§ **Work to complete**
Your task is to tally the lines of the listing containing the word "หารจ" and report the figure alone.

§ **Data shown**
Start

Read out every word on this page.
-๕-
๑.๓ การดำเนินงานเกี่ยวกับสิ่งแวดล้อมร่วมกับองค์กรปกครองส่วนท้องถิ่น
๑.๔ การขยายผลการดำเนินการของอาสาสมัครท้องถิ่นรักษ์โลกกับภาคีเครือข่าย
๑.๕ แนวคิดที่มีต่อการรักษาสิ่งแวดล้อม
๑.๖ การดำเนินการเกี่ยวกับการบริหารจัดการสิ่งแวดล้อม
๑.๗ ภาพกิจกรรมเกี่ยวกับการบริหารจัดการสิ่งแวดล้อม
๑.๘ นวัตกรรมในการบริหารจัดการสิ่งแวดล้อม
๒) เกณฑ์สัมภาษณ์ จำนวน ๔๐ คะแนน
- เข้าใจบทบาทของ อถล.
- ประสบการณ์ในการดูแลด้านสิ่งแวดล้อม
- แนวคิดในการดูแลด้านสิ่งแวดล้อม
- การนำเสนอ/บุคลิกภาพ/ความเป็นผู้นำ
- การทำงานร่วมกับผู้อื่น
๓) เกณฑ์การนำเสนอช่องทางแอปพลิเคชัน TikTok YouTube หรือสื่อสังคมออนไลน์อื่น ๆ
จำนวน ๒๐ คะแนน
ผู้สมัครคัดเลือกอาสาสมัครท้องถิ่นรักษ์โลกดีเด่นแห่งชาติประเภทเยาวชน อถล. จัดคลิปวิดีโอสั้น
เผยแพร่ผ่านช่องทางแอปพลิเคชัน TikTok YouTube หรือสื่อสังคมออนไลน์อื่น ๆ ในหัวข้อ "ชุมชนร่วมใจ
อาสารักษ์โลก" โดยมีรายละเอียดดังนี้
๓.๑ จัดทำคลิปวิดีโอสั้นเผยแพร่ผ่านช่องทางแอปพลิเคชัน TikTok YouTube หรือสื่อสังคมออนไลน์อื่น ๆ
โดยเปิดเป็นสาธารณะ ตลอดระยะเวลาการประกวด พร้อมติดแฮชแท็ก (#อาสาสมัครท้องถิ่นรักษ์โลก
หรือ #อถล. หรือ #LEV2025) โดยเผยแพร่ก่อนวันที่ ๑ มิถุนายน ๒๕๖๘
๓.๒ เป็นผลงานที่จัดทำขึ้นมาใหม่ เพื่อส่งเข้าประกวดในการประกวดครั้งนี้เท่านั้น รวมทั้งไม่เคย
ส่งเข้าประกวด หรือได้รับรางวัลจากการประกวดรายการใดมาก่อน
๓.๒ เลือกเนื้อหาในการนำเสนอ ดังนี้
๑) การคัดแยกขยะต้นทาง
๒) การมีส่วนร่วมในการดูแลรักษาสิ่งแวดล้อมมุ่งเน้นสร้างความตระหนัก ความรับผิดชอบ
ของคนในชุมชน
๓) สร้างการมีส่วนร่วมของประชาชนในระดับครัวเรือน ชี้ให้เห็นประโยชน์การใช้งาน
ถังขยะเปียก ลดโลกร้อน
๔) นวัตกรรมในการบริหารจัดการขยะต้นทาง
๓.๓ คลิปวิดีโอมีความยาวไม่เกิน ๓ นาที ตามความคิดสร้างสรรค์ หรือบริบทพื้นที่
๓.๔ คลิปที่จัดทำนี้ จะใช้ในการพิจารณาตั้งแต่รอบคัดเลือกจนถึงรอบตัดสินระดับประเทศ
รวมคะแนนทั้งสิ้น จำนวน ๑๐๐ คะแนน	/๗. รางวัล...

End
Start

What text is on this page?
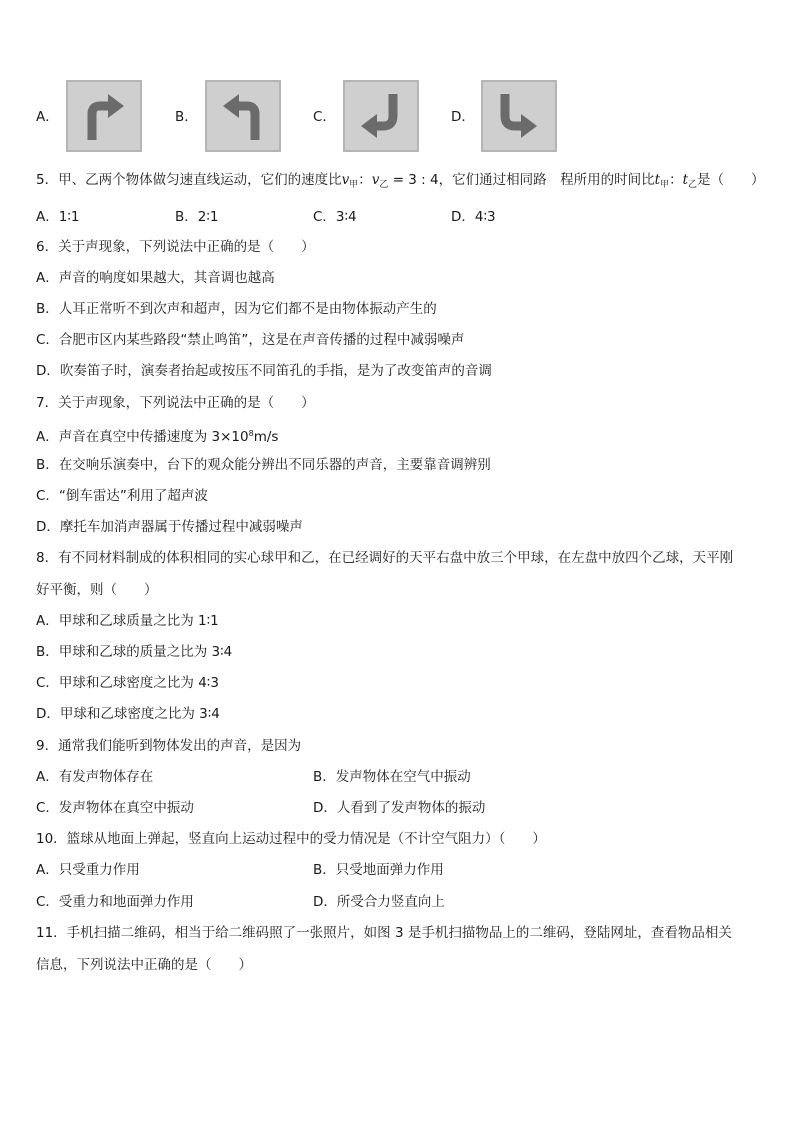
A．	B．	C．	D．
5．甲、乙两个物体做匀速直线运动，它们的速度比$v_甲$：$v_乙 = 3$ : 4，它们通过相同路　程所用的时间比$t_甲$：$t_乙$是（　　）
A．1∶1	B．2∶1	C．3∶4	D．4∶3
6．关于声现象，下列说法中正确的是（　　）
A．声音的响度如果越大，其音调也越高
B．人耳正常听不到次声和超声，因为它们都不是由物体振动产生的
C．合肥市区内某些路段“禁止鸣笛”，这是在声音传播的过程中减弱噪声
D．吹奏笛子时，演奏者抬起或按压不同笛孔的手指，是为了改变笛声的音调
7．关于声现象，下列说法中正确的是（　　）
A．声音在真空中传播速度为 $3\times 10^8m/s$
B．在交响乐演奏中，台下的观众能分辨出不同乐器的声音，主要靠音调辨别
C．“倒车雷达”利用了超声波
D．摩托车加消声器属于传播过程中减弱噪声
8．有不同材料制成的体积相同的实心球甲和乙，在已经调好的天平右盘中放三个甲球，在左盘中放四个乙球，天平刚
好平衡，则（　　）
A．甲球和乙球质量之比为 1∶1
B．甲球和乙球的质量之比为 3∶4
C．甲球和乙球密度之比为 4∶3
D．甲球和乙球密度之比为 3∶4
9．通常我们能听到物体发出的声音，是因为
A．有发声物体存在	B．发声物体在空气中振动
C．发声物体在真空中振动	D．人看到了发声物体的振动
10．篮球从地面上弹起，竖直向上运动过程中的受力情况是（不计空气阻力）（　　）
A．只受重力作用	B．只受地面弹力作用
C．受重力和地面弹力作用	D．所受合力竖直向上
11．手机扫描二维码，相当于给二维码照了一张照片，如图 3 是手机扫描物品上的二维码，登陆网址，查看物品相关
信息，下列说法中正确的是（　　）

End

§ **Task solution**
4